**Task statement:**
The records that follow must be repeated verbatim, every one of them.
════════════════════
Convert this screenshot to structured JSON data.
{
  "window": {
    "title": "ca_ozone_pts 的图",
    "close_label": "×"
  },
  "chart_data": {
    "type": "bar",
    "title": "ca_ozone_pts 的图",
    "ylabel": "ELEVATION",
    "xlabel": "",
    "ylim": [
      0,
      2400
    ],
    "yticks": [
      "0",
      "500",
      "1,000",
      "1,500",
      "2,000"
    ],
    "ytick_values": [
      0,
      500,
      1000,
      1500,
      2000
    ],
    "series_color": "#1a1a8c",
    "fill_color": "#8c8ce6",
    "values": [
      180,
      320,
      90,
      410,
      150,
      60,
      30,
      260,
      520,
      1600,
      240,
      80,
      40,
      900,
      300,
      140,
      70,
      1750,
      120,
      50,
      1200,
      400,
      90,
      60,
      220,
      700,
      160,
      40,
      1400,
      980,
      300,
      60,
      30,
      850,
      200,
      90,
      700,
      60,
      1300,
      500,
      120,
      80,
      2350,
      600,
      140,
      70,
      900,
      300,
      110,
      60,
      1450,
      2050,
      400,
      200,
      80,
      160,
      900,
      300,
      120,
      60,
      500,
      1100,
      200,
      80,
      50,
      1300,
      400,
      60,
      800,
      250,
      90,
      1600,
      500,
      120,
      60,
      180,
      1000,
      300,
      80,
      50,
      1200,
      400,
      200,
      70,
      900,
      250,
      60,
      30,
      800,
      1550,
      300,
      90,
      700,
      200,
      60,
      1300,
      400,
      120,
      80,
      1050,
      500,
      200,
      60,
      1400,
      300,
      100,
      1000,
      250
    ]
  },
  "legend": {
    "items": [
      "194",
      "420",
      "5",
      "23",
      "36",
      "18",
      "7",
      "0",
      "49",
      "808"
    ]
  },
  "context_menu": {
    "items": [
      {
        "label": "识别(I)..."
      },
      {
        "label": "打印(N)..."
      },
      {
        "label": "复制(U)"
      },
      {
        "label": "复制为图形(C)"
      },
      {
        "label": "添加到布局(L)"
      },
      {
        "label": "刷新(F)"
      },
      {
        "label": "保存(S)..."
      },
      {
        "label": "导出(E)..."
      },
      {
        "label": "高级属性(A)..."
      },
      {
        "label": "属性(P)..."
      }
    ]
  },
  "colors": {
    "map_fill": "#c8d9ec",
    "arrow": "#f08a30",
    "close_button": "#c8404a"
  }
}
════════════════════
**Written reply:**
Convert this screenshot to structured JSON data.
{
  "window": {
    "title": "ca_ozone_pts 的图",
    "close_label": "×"
  },
  "chart_data": {
    "type": "bar",
    "title": "ca_ozone_pts 的图",
    "ylabel": "ELEVATION",
    "xlabel": "",
    "ylim": [
      0,
      2400
    ],
    "yticks": [
      "0",
      "500",
      "1,000",
      "1,500",
      "2,000"
    ],
    "ytick_values": [
      0,
      500,
      1000,
      1500,
      2000
    ],
    "series_color": "#1a1a8c",
    "fill_color": "#8c8ce6",
    "values": [
      180,
      320,
      90,
      410,
      150,
      60,
      30,
      260,
      520,
      1600,
      240,
      80,
      40,
      900,
      300,
      140,
      70,
      1750,
      120,
      50,
      1200,
      400,
      90,
      60,
      220,
      700,
      160,
      40,
      1400,
      980,
      300,
      60,
      30,
      850,
      200,
      90,
      700,
      60,
      1300,
      500,
      120,
      80,
      2350,
      600,
      140,
      70,
      900,
      300,
      110,
      60,
      1450,
      2050,
      400,
      200,
      80,
      160,
      900,
      300,
      120,
      60,
      500,
      1100,
      200,
      80,
      50,
      1300,
      400,
      60,
      800,
      250,
      90,
      1600,
      500,
      120,
      60,
      180,
      1000,
      300,
      80,
      50,
      1200,
      400,
      200,
      70,
      900,
      250,
      60,
      30,
      800,
      1550,
      300,
      90,
      700,
      200,
      60,
      1300,
      400,
      120,
      80,
      1050,
      500,
      200,
      60,
      1400,
      300,
      100,
      1000,
      250
    ]
  },
  "legend": {
    "items": [
      "194",
      "420",
      "5",
      "23",
      "36",
      "18",
      "7",
      "0",
      "49",
      "808"
    ]
  },
  "context_menu": {
    "items": [
      {
        "label": "识别(I)..."
      },
      {
        "label": "打印(N)..."
      },
      {
        "label": "复制(U)"
      },
      {
        "label": "复制为图形(C)"
      },
      {
        "label": "添加到布局(L)"
      },
      {
        "label": "刷新(F)"
      },
      {
        "label": "保存(S)..."
      },
      {
        "label": "导出(E)..."
      },
      {
        "label": "高级属性(A)..."
      },
      {
        "label": "属性(P)..."
      }
    ]
  },
  "colors": {
    "map_fill": "#c8d9ec",
    "arrow": "#f08a30",
    "close_button": "#c8404a"
  }
}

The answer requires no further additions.